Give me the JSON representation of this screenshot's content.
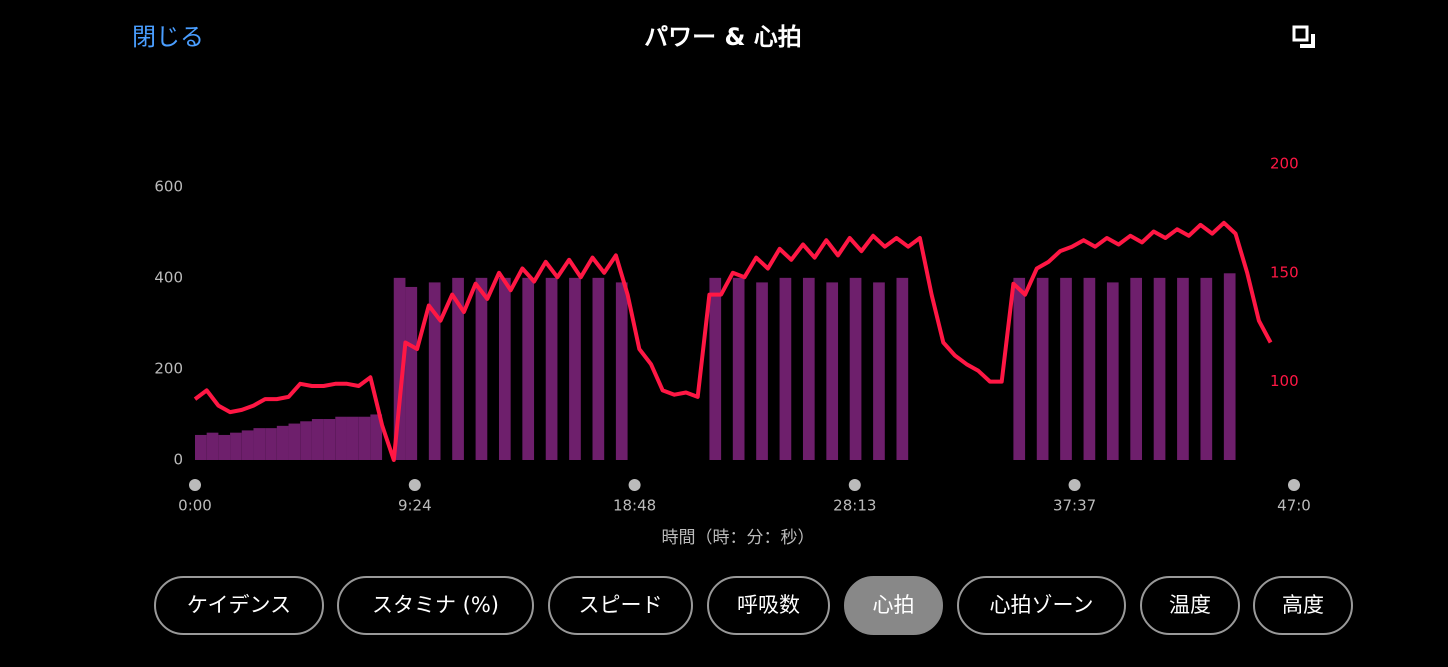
{
  "header": {
    "close": "閉じる",
    "title": "パワー & 心拍"
  },
  "chart_data": {
    "type": "combo",
    "x": [
      0,
      30,
      60,
      90,
      120,
      150,
      180,
      210,
      240,
      270,
      300,
      330,
      360,
      390,
      420,
      450,
      480,
      510,
      540,
      570,
      600,
      630,
      660,
      690,
      720,
      750,
      780,
      810,
      840,
      870,
      900,
      930,
      960,
      990,
      1020,
      1050,
      1080,
      1110,
      1140,
      1170,
      1200,
      1230,
      1260,
      1290,
      1320,
      1350,
      1380,
      1410,
      1440,
      1470,
      1500,
      1530,
      1560,
      1590,
      1620,
      1650,
      1680,
      1710,
      1740,
      1770,
      1800,
      1830,
      1860,
      1890,
      1920,
      1950,
      1980,
      2010,
      2040,
      2070,
      2100,
      2130,
      2160,
      2190,
      2220,
      2250,
      2280,
      2310,
      2340,
      2370,
      2400,
      2430,
      2460,
      2490,
      2520,
      2550,
      2580,
      2610,
      2640,
      2670,
      2700,
      2730,
      2760
    ],
    "xlim": [
      0,
      2820
    ],
    "xticks": [
      {
        "value": 0,
        "label": "0:00"
      },
      {
        "value": 564,
        "label": "9:24"
      },
      {
        "value": 1128,
        "label": "18:48"
      },
      {
        "value": 1693,
        "label": "28:13"
      },
      {
        "value": 2257,
        "label": "37:37"
      },
      {
        "value": 2820,
        "label": "47:0"
      }
    ],
    "xlabel": "時間（時：分：秒）",
    "ylim": [
      0,
      650
    ],
    "yticks": [
      0,
      200,
      400,
      600
    ],
    "y2lim": [
      64,
      200
    ],
    "y2ticks": [
      100,
      150,
      200
    ],
    "series": [
      {
        "color": "#6e1f6c",
        "values": [
          55,
          60,
          55,
          60,
          65,
          70,
          70,
          75,
          80,
          85,
          90,
          90,
          95,
          95,
          95,
          100,
          0,
          400,
          380,
          0,
          390,
          0,
          400,
          0,
          400,
          0,
          400,
          0,
          400,
          0,
          400,
          0,
          400,
          0,
          400,
          0,
          390,
          0,
          0,
          0,
          0,
          0,
          0,
          0,
          400,
          0,
          400,
          0,
          390,
          0,
          400,
          0,
          400,
          0,
          390,
          0,
          400,
          0,
          390,
          0,
          400,
          0,
          0,
          0,
          0,
          0,
          0,
          0,
          0,
          0,
          400,
          0,
          400,
          0,
          400,
          0,
          400,
          0,
          390,
          0,
          400,
          0,
          400,
          0,
          400,
          0,
          400,
          0,
          410,
          0,
          0,
          0,
          0
        ]
      },
      {
        "color": "#ff1744",
        "axis": "y2",
        "values": [
          92,
          96,
          89,
          86,
          87,
          89,
          92,
          92,
          93,
          99,
          98,
          98,
          99,
          99,
          98,
          102,
          80,
          64,
          118,
          115,
          135,
          128,
          140,
          132,
          145,
          138,
          150,
          142,
          152,
          146,
          155,
          148,
          156,
          148,
          157,
          150,
          158,
          140,
          115,
          108,
          96,
          94,
          95,
          93,
          140,
          140,
          150,
          148,
          157,
          152,
          161,
          156,
          163,
          157,
          165,
          158,
          166,
          160,
          167,
          162,
          166,
          162,
          166,
          140,
          118,
          112,
          108,
          105,
          100,
          100,
          145,
          140,
          152,
          155,
          160,
          162,
          165,
          162,
          166,
          163,
          167,
          164,
          169,
          166,
          170,
          167,
          172,
          168,
          173,
          168,
          150,
          128,
          118
        ]
      }
    ]
  },
  "buttons": [
    "ケイデンス",
    "スタミナ (%)",
    "スピード",
    "呼吸数",
    "心拍",
    "心拍ゾーン",
    "温度",
    "高度"
  ],
  "active_button": 4
}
◆ ◆ ◆ ◆ ◆
- Exercise:
All of the data above should be quoted exactly, except for the pictures.

- Result:
Give me the JSON representation of this screenshot's content.
{
  "header": {
    "close": "閉じる",
    "title": "パワー & 心拍"
  },
  "chart_data": {
    "type": "combo",
    "x": [
      0,
      30,
      60,
      90,
      120,
      150,
      180,
      210,
      240,
      270,
      300,
      330,
      360,
      390,
      420,
      450,
      480,
      510,
      540,
      570,
      600,
      630,
      660,
      690,
      720,
      750,
      780,
      810,
      840,
      870,
      900,
      930,
      960,
      990,
      1020,
      1050,
      1080,
      1110,
      1140,
      1170,
      1200,
      1230,
      1260,
      1290,
      1320,
      1350,
      1380,
      1410,
      1440,
      1470,
      1500,
      1530,
      1560,
      1590,
      1620,
      1650,
      1680,
      1710,
      1740,
      1770,
      1800,
      1830,
      1860,
      1890,
      1920,
      1950,
      1980,
      2010,
      2040,
      2070,
      2100,
      2130,
      2160,
      2190,
      2220,
      2250,
      2280,
      2310,
      2340,
      2370,
      2400,
      2430,
      2460,
      2490,
      2520,
      2550,
      2580,
      2610,
      2640,
      2670,
      2700,
      2730,
      2760
    ],
    "xlim": [
      0,
      2820
    ],
    "xticks": [
      {
        "value": 0,
        "label": "0:00"
      },
      {
        "value": 564,
        "label": "9:24"
      },
      {
        "value": 1128,
        "label": "18:48"
      },
      {
        "value": 1693,
        "label": "28:13"
      },
      {
        "value": 2257,
        "label": "37:37"
      },
      {
        "value": 2820,
        "label": "47:0"
      }
    ],
    "xlabel": "時間（時：分：秒）",
    "ylim": [
      0,
      650
    ],
    "yticks": [
      0,
      200,
      400,
      600
    ],
    "y2lim": [
      64,
      200
    ],
    "y2ticks": [
      100,
      150,
      200
    ],
    "series": [
      {
        "color": "#6e1f6c",
        "values": [
          55,
          60,
          55,
          60,
          65,
          70,
          70,
          75,
          80,
          85,
          90,
          90,
          95,
          95,
          95,
          100,
          0,
          400,
          380,
          0,
          390,
          0,
          400,
          0,
          400,
          0,
          400,
          0,
          400,
          0,
          400,
          0,
          400,
          0,
          400,
          0,
          390,
          0,
          0,
          0,
          0,
          0,
          0,
          0,
          400,
          0,
          400,
          0,
          390,
          0,
          400,
          0,
          400,
          0,
          390,
          0,
          400,
          0,
          390,
          0,
          400,
          0,
          0,
          0,
          0,
          0,
          0,
          0,
          0,
          0,
          400,
          0,
          400,
          0,
          400,
          0,
          400,
          0,
          390,
          0,
          400,
          0,
          400,
          0,
          400,
          0,
          400,
          0,
          410,
          0,
          0,
          0,
          0
        ]
      },
      {
        "color": "#ff1744",
        "axis": "y2",
        "values": [
          92,
          96,
          89,
          86,
          87,
          89,
          92,
          92,
          93,
          99,
          98,
          98,
          99,
          99,
          98,
          102,
          80,
          64,
          118,
          115,
          135,
          128,
          140,
          132,
          145,
          138,
          150,
          142,
          152,
          146,
          155,
          148,
          156,
          148,
          157,
          150,
          158,
          140,
          115,
          108,
          96,
          94,
          95,
          93,
          140,
          140,
          150,
          148,
          157,
          152,
          161,
          156,
          163,
          157,
          165,
          158,
          166,
          160,
          167,
          162,
          166,
          162,
          166,
          140,
          118,
          112,
          108,
          105,
          100,
          100,
          145,
          140,
          152,
          155,
          160,
          162,
          165,
          162,
          166,
          163,
          167,
          164,
          169,
          166,
          170,
          167,
          172,
          168,
          173,
          168,
          150,
          128,
          118
        ]
      }
    ]
  },
  "buttons": [
    "ケイデンス",
    "スタミナ (%)",
    "スピード",
    "呼吸数",
    "心拍",
    "心拍ゾーン",
    "温度",
    "高度"
  ],
  "active_button": 4
}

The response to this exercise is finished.